• **Task requirements**
Quote the data lines exactly, from the line containing "list-item[interactable]: OA 移动端打卡/云文件设计" through the line containing "stat-my-applications[interactable]: 2 我申请的", both included.

-- Begin --

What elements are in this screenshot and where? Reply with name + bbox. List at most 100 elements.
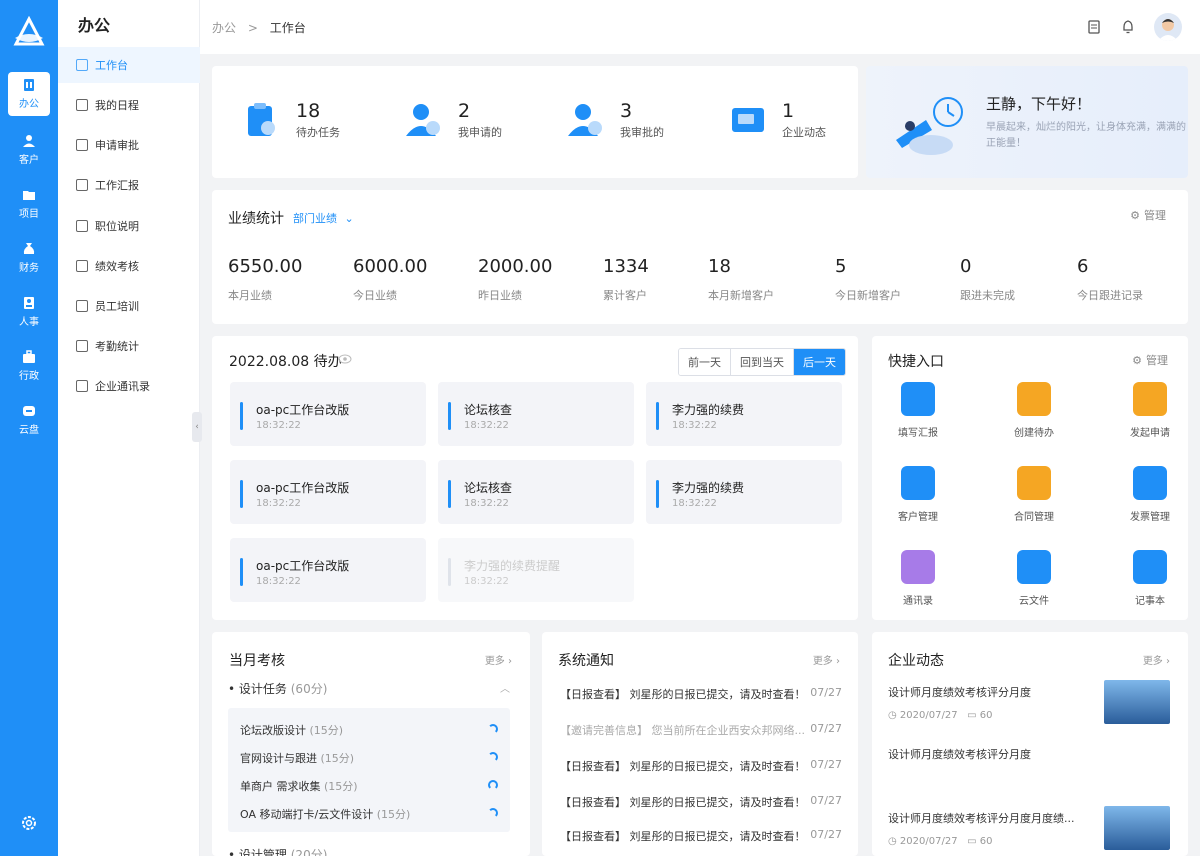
list-item[interactable]: OA 移动端打卡/云文件设计 (15分) xyxy=(240,806,410,822)
stat-label: 待办任务 xyxy=(296,126,340,139)
rail-item-project[interactable]: 项目 xyxy=(0,180,58,228)
perf-item: 18 本月新增客户 xyxy=(708,256,774,303)
sidebar-item-performance[interactable]: 绩效考核 xyxy=(58,248,200,284)
stat-todo[interactable]: 18 待办任务 xyxy=(242,100,340,140)
breadcrumb-root[interactable]: 办公 xyxy=(212,21,236,35)
stat-my-applications[interactable]: 2 我申请的 xyxy=(404,100,502,140)
news-thumbnail[interactable] xyxy=(1104,806,1170,850)
company-news-icon xyxy=(732,108,764,132)
task-score: (15分) xyxy=(309,724,344,737)
news-views: 60 xyxy=(979,836,993,847)
eye-icon[interactable] xyxy=(338,353,352,365)
todo-item-title: oa-pc工作台改版 xyxy=(256,403,350,417)
invoice-management-icon xyxy=(1133,466,1167,500)
avatar[interactable] xyxy=(1154,13,1182,41)
rail-item-label: 客户 xyxy=(19,155,39,166)
sidebar-item-label: 申请审批 xyxy=(95,139,139,152)
news-item[interactable]: 设计师月度绩效考核评分月度 xyxy=(888,684,1031,700)
perf-item: 1334 累计客户 xyxy=(603,256,649,303)
quick-manage-button[interactable]: ⚙ 管理 xyxy=(1132,352,1168,368)
assessment-group[interactable]: • 设计任务 (60分) xyxy=(228,680,327,697)
news-item[interactable]: 设计师月度绩效考核评分月度月度绩... xyxy=(888,810,1075,826)
rail-item-customer[interactable]: 客户 xyxy=(0,126,58,174)
sidebar-item-approval[interactable]: 申请审批 xyxy=(58,127,200,163)
next-day-button[interactable]: 后一天 xyxy=(794,349,845,375)
more-label: 更多 xyxy=(1142,656,1163,667)
prev-day-button[interactable]: 前一天 xyxy=(679,349,731,375)
stat-company-news[interactable]: 1 企业动态 xyxy=(728,100,826,140)
perf-item: 6000.00 今日业绩 xyxy=(353,256,427,303)
sidebar-item-directory[interactable]: 企业通讯录 xyxy=(58,368,200,404)
sidebar-item-attendance[interactable]: 考勤统计 xyxy=(58,328,200,364)
rail-item-office[interactable]: 办公 xyxy=(8,72,50,116)
rail-item-finance[interactable]: 财务 xyxy=(0,234,58,282)
perf-label: 累计客户 xyxy=(603,289,647,302)
app-logo-icon[interactable] xyxy=(12,16,46,50)
list-item[interactable]: 单商户 需求收集 (15分) xyxy=(240,778,358,794)
news-thumbnail[interactable] xyxy=(1104,680,1170,724)
notice-item[interactable]: 【日报查看】 刘星彤的日报已提交，请及时查看！ 07/27 xyxy=(560,794,842,810)
todo-item[interactable]: oa-pc工作台改版 18:32:22 xyxy=(230,538,426,602)
list-item[interactable]: 官网设计与跟进 (15分) xyxy=(240,750,354,766)
sidebar-item-position[interactable]: 职位说明 xyxy=(58,208,200,244)
notice-item[interactable]: 【日报查看】 刘星彤的日报已提交，请及时查看！ 07/27 xyxy=(560,758,842,774)
todo-item-time: 18:32:22 xyxy=(464,498,509,509)
todo-item[interactable]: 论坛核查 18:32:22 xyxy=(438,382,634,446)
performance-manage-button[interactable]: ⚙ 管理 xyxy=(1130,207,1166,223)
settings-gear-icon[interactable] xyxy=(20,814,38,832)
sidebar-item-schedule[interactable]: 我的日程 xyxy=(58,87,200,123)
assessment-more-link[interactable]: 更多 › xyxy=(485,652,512,667)
sidebar-item-label: 工作台 xyxy=(95,59,128,72)
quick-customer-management[interactable]: 客户管理 xyxy=(878,466,958,523)
stat-my-approvals[interactable]: 3 我审批的 xyxy=(566,100,664,140)
assessment-group-name: 设计管理 xyxy=(238,848,287,856)
quick-notepad[interactable]: 记事本 xyxy=(1110,550,1190,607)
stat-label: 我审批的 xyxy=(620,126,664,139)
progress-ring-icon xyxy=(488,780,498,790)
training-icon xyxy=(76,300,88,312)
quick-contacts[interactable]: 通讯录 xyxy=(878,550,958,607)
news-views: 60 xyxy=(979,710,993,721)
news-item[interactable]: 设计师月度绩效考核评分月度 xyxy=(888,746,1031,762)
task-score: (15分) xyxy=(324,780,358,793)
assessment-group[interactable]: • 设计管理 (20分) xyxy=(228,846,327,856)
contacts-icon xyxy=(901,550,935,584)
notice-date: 07/27 xyxy=(810,686,842,699)
todo-item[interactable]: 李力强的续费 18:32:22 xyxy=(646,460,842,524)
perf-value: 5 xyxy=(835,256,847,277)
sidebar-item-report[interactable]: 工作汇报 xyxy=(58,167,200,203)
rail-item-label: 人事 xyxy=(19,317,39,328)
todo-title: 2022.08.08 待办 xyxy=(229,354,342,370)
notice-more-link[interactable]: 更多 › xyxy=(813,652,840,667)
rail-item-hr[interactable]: 人事 xyxy=(0,288,58,336)
rail-item-cloud[interactable]: 云盘 xyxy=(0,396,58,444)
sidebar-item-workbench[interactable]: 工作台 xyxy=(58,47,200,83)
notice-item[interactable]: 【日报查看】 刘星彤的日报已提交，请及时查看！ 07/27 xyxy=(560,828,842,844)
quick-write-report[interactable]: 填写汇报 xyxy=(878,382,958,439)
sidebar-collapse-button[interactable]: ‹ xyxy=(192,412,202,442)
stat-value: 18 xyxy=(296,100,321,122)
todo-item[interactable]: 论坛核查 18:32:22 xyxy=(438,460,634,524)
notice-item[interactable]: 【邀请完善信息】 您当前所在企业西安众邦网络... 07/27 xyxy=(560,722,842,738)
quick-invoice-management[interactable]: 发票管理 xyxy=(1110,466,1190,523)
today-button[interactable]: 回到当天 xyxy=(731,349,794,375)
sidebar-item-training[interactable]: 员工培训 xyxy=(58,288,200,324)
todo-item-completed[interactable]: 李力强的续费提醒 18:32:22 xyxy=(438,538,634,602)
quick-create-todo[interactable]: 创建待办 xyxy=(994,382,1074,439)
todo-item[interactable]: oa-pc工作台改版 18:32:22 xyxy=(230,382,426,446)
todo-item[interactable]: oa-pc工作台改版 18:32:22 xyxy=(230,460,426,524)
notice-item[interactable]: 【日报查看】 刘星彤的日报已提交，请及时查看！ 07/27 xyxy=(560,686,842,702)
news-more-link[interactable]: 更多 › xyxy=(1143,652,1170,667)
rail-item-admin[interactable]: 行政 xyxy=(0,342,58,390)
app-rail: 办公 客户 项目 财务 人事 行政 云盘 xyxy=(0,0,58,856)
todo-item[interactable]: 李力强的续费 18:32:22 xyxy=(646,382,842,446)
quick-start-application[interactable]: 发起申请 xyxy=(1110,382,1190,439)
quick-cloud-files[interactable]: 云文件 xyxy=(994,550,1074,607)
chevron-up-icon[interactable]: ︿ xyxy=(500,680,510,695)
list-item[interactable]: 论坛改版设计 (15分) xyxy=(240,722,343,738)
notes-icon[interactable] xyxy=(1086,19,1102,35)
bell-icon[interactable] xyxy=(1120,19,1136,35)
cloud-icon xyxy=(23,406,35,416)
performance-filter-dropdown[interactable]: 部门业绩 ⌄ xyxy=(293,210,354,226)
quick-contract-management[interactable]: 合同管理 xyxy=(994,466,1074,523)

-- End --

• **Result of this exercise**
list-item[interactable]: OA 移动端打卡/云文件设计 (15分) xyxy=(240,806,410,822)
stat-label: 待办任务 xyxy=(296,126,340,139)
rail-item-project[interactable]: 项目 xyxy=(0,180,58,228)
perf-item: 18 本月新增客户 xyxy=(708,256,774,303)
sidebar-item-performance[interactable]: 绩效考核 xyxy=(58,248,200,284)
stat-todo[interactable]: 18 待办任务 xyxy=(242,100,340,140)
breadcrumb-root[interactable]: 办公 xyxy=(212,21,236,35)
stat-my-applications[interactable]: 2 我申请的 xyxy=(404,100,502,140)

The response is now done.